• GIVEN REQUEST
Report, as a bare number, how many lines of the material below contain the word "weights".

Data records
++++++++++

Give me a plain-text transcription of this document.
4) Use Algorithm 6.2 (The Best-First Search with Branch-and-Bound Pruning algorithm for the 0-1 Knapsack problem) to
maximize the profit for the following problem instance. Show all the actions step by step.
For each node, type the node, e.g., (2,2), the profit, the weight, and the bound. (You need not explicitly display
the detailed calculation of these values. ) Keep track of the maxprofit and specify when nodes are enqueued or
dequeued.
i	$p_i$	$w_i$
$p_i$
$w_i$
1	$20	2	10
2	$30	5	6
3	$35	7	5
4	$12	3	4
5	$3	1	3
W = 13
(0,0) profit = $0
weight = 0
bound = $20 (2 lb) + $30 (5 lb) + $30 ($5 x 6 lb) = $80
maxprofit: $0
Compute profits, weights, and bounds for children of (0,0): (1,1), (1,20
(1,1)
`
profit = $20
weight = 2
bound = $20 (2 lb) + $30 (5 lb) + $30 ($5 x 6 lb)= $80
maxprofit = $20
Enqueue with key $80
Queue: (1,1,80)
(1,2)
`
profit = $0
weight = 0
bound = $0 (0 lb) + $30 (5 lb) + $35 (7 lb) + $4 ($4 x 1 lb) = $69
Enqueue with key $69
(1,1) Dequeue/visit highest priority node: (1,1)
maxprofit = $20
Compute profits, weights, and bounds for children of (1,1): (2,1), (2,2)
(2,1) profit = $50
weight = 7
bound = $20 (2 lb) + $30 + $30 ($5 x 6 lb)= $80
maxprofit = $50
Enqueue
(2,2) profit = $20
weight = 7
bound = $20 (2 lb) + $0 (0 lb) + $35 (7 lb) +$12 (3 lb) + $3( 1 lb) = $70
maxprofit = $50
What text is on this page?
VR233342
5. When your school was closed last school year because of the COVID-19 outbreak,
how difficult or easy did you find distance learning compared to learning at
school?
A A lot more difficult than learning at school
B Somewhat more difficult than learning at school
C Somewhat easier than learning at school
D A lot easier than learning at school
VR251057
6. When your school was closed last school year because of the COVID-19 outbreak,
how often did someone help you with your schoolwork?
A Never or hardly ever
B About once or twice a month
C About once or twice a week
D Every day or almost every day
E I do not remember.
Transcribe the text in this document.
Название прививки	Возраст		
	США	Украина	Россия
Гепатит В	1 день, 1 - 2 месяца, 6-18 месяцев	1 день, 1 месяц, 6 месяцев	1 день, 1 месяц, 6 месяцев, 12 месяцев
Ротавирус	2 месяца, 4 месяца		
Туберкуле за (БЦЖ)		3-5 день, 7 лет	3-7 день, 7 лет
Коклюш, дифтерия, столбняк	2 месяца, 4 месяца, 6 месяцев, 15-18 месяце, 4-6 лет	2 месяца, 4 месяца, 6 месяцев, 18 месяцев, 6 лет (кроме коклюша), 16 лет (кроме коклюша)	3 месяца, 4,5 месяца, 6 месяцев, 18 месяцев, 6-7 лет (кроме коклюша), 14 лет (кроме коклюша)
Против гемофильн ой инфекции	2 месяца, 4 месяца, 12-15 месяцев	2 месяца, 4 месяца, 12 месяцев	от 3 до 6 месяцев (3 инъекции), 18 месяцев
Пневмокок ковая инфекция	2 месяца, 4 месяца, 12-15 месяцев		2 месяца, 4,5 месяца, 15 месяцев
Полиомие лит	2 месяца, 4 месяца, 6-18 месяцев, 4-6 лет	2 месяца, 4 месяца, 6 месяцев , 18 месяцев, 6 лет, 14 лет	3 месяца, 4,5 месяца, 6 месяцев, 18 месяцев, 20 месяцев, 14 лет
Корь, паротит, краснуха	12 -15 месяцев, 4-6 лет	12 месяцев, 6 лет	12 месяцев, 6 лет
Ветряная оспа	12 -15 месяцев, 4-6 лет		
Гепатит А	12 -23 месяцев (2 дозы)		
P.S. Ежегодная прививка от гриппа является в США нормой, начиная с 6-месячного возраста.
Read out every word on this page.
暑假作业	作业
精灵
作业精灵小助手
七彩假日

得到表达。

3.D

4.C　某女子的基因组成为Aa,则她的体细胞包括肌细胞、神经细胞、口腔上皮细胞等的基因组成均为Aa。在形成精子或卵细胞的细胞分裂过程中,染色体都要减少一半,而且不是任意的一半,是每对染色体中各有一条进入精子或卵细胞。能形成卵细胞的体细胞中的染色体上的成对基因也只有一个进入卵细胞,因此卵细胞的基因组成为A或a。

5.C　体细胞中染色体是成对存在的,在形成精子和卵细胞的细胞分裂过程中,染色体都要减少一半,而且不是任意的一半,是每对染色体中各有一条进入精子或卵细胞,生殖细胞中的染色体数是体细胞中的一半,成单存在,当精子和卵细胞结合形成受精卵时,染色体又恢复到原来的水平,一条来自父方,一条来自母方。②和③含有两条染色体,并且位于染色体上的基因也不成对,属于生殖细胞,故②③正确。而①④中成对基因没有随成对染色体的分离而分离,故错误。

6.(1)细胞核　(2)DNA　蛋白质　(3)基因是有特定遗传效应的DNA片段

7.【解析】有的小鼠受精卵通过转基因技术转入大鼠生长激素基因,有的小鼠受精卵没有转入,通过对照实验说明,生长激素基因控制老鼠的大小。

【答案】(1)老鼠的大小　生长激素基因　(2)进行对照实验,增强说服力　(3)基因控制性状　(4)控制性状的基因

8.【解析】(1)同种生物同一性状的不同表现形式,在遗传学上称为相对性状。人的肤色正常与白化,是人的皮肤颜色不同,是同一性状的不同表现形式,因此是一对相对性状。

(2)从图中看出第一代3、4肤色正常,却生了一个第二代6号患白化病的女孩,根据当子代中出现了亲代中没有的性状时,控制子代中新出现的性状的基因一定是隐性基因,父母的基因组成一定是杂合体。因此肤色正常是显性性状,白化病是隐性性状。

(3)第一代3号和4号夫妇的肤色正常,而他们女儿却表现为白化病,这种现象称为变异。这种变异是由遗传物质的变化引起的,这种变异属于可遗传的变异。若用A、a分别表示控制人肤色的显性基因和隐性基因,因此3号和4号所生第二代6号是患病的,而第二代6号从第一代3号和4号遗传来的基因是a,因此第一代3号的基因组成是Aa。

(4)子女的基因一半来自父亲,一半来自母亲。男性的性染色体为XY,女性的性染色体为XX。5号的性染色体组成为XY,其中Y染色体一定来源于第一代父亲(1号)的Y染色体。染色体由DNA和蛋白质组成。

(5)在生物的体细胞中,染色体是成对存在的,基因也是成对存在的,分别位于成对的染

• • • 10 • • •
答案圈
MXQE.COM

++++++++++

• WRITTEN REPLY
2